* The problem *
From the material below, pull each line containing the string "JSON".

START Records supplied

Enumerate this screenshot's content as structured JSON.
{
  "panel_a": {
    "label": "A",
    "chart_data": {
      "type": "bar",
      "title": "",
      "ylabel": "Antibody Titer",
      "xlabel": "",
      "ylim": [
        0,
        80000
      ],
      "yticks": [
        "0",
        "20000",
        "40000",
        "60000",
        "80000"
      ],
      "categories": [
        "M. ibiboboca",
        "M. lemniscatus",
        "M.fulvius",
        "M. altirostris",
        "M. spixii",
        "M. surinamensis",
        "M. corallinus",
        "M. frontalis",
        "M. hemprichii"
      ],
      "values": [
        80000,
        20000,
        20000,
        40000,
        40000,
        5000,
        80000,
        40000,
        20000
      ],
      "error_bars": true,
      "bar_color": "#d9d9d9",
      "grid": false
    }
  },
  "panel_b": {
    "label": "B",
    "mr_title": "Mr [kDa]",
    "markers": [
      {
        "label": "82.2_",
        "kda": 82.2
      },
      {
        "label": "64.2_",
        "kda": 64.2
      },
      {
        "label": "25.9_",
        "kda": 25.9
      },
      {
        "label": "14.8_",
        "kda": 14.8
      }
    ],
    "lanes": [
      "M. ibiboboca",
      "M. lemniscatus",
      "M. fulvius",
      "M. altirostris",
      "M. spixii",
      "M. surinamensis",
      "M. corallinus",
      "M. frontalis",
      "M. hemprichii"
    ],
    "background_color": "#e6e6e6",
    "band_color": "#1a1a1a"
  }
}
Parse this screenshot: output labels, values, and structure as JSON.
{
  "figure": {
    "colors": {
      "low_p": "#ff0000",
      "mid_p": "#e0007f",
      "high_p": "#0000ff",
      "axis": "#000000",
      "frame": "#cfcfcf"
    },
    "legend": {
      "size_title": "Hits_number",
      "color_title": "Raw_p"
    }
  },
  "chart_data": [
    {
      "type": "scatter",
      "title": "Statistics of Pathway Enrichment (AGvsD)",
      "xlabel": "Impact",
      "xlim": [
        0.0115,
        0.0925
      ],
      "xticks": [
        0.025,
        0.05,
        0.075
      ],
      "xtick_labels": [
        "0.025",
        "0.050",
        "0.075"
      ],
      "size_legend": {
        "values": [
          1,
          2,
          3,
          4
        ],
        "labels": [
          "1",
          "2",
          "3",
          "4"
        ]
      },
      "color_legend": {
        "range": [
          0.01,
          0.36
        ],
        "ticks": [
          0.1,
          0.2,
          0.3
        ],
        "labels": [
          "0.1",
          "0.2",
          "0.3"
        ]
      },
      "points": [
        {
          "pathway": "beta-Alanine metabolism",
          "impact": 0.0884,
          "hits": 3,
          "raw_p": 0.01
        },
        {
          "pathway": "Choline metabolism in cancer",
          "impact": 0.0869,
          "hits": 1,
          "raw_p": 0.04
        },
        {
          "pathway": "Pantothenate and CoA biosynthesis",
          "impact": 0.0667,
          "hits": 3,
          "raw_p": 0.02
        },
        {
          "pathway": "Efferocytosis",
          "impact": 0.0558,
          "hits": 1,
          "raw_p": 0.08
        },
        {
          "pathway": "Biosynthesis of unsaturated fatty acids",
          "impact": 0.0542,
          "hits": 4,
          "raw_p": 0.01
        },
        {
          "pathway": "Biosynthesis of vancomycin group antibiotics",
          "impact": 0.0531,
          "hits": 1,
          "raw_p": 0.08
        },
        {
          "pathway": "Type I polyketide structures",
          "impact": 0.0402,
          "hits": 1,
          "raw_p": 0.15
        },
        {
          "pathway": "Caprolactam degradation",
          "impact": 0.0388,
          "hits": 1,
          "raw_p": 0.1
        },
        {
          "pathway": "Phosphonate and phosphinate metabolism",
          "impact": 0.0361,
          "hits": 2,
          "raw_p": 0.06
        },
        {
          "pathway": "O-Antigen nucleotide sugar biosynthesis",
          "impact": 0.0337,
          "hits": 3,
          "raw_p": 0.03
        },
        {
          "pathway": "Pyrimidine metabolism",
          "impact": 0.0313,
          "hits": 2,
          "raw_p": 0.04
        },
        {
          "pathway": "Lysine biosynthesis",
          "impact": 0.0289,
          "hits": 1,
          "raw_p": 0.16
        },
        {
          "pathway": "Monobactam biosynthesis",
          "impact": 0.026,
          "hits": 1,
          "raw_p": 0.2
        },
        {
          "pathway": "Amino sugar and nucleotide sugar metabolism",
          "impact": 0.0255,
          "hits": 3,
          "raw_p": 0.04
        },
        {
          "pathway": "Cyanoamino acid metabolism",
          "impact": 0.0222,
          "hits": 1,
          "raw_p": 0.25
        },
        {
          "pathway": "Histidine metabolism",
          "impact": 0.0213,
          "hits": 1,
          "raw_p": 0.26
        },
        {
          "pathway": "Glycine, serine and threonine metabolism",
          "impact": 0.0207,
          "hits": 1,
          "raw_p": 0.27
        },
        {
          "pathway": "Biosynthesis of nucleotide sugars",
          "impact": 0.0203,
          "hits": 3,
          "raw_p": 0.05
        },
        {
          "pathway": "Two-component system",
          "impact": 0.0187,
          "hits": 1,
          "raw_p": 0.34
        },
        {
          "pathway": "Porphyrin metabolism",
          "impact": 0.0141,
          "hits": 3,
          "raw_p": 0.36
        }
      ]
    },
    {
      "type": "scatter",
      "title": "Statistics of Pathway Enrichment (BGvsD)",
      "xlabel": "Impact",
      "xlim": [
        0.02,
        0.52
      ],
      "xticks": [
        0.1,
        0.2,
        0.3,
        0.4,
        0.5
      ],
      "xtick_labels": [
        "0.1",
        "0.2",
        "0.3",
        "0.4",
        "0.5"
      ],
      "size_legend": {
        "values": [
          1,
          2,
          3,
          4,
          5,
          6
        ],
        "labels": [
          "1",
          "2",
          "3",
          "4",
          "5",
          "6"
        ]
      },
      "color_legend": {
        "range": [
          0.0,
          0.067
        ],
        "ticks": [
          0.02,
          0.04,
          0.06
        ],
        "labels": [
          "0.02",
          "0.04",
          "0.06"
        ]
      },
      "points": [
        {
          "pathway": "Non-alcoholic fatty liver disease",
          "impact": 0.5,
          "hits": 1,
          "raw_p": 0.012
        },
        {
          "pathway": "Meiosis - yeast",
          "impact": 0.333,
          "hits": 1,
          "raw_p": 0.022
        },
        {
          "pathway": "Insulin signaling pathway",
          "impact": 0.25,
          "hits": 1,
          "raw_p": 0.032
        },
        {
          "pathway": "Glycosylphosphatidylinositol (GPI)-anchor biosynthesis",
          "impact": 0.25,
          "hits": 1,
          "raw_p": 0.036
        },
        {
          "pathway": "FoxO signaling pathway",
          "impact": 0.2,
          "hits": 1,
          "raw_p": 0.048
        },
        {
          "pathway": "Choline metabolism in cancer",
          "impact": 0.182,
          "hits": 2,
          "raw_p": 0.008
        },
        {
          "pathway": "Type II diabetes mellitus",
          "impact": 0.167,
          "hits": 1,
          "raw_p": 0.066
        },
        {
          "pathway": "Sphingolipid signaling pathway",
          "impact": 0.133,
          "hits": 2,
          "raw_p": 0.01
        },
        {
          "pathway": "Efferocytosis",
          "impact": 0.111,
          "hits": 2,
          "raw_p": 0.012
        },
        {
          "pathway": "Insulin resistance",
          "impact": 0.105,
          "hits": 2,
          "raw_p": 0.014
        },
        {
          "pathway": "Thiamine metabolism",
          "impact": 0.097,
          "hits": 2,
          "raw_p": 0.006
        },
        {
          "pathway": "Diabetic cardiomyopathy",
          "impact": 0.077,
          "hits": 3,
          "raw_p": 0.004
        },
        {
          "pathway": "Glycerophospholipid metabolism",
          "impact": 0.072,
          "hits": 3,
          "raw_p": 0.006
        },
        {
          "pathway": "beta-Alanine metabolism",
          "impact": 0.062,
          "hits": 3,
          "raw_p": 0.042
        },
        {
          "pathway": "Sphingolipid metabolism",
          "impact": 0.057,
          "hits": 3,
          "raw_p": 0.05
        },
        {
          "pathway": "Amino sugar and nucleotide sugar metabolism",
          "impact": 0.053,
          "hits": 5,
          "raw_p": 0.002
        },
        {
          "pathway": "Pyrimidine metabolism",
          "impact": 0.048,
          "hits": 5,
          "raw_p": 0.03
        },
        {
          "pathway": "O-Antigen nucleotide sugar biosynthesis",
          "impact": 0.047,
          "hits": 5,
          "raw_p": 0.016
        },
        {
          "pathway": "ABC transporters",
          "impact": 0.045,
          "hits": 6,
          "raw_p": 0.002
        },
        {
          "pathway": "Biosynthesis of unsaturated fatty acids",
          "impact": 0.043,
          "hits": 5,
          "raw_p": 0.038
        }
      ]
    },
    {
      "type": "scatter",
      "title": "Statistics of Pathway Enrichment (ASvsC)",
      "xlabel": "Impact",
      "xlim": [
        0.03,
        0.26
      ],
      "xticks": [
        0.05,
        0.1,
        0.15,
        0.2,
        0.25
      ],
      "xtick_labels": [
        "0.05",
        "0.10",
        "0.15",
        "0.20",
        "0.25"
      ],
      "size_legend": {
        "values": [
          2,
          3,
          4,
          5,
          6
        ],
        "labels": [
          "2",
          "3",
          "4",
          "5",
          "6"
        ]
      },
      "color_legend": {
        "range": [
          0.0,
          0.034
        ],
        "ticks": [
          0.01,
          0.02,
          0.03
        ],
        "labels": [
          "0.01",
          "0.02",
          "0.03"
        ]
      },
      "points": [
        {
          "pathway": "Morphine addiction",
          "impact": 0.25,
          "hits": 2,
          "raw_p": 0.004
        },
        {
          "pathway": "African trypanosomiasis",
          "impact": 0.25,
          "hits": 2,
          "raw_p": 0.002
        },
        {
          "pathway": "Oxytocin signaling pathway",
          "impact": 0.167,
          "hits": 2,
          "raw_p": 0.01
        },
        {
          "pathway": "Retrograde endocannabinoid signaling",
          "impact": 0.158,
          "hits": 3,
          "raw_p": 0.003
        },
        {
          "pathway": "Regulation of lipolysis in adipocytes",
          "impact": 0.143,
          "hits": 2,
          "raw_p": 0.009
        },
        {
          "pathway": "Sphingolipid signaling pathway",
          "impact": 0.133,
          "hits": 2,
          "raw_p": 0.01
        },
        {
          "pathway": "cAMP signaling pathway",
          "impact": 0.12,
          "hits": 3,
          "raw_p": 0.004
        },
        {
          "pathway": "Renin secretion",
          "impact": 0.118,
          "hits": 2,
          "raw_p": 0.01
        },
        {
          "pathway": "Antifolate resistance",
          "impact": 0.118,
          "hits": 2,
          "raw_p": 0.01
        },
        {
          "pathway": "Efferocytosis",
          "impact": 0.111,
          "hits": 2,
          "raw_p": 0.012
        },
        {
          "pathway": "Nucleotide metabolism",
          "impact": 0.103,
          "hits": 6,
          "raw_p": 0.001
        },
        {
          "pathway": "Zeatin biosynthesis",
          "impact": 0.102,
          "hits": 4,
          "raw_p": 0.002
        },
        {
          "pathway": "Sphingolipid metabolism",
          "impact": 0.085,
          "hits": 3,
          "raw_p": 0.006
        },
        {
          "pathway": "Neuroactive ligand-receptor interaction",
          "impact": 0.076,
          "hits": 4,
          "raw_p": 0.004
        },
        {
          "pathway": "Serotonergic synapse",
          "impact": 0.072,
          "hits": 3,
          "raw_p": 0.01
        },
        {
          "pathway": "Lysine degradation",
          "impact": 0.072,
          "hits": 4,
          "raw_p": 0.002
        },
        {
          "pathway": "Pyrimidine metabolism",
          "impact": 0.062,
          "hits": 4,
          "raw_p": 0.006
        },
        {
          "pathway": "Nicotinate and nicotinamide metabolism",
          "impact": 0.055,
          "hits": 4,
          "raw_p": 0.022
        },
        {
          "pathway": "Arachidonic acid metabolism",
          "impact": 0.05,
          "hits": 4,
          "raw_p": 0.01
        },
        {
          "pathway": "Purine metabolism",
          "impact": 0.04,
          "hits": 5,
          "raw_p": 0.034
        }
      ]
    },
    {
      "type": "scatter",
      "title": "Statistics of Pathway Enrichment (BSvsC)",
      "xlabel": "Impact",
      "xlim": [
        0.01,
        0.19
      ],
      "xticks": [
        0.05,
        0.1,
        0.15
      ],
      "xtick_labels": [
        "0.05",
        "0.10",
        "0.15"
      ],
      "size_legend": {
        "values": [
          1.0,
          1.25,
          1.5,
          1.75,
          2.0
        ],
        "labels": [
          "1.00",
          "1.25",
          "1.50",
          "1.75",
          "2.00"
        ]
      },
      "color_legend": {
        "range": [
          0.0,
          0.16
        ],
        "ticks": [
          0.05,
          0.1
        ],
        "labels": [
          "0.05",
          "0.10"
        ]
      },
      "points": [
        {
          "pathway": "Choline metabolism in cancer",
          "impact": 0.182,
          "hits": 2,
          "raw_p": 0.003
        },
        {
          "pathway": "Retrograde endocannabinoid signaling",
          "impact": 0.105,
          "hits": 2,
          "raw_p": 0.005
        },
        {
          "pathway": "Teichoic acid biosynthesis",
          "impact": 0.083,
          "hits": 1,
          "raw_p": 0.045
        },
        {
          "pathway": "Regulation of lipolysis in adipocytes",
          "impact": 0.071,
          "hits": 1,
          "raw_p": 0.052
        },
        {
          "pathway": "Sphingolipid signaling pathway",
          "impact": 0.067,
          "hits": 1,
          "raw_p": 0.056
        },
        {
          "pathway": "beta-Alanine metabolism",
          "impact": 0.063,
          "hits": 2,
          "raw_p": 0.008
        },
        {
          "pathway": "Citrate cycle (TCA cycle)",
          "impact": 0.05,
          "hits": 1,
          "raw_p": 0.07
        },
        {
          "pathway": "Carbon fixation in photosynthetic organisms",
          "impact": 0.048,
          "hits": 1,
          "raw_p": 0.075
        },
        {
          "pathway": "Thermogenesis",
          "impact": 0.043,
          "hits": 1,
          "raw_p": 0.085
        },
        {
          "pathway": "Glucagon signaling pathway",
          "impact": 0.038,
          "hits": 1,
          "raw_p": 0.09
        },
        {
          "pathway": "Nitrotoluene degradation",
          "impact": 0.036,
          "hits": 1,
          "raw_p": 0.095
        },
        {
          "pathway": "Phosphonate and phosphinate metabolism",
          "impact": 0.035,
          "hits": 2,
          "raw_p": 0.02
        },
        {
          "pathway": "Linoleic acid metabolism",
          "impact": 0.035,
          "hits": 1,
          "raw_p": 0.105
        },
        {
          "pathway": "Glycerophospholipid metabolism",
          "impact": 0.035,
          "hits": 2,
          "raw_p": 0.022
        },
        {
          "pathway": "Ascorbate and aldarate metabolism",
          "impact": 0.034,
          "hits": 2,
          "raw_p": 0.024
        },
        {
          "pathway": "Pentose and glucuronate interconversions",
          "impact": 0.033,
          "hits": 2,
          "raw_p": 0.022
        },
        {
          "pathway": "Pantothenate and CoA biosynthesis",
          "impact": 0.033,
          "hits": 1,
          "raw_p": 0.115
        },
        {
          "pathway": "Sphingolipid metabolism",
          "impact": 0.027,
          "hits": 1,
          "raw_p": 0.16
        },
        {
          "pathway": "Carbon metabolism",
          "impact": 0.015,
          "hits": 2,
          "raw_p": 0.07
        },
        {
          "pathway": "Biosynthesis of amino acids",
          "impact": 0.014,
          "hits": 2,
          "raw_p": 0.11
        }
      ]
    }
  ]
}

END Records supplied

* Reply to the exercise *
Enumerate this screenshot's content as structured JSON.
Parse this screenshot: output labels, values, and structure as JSON.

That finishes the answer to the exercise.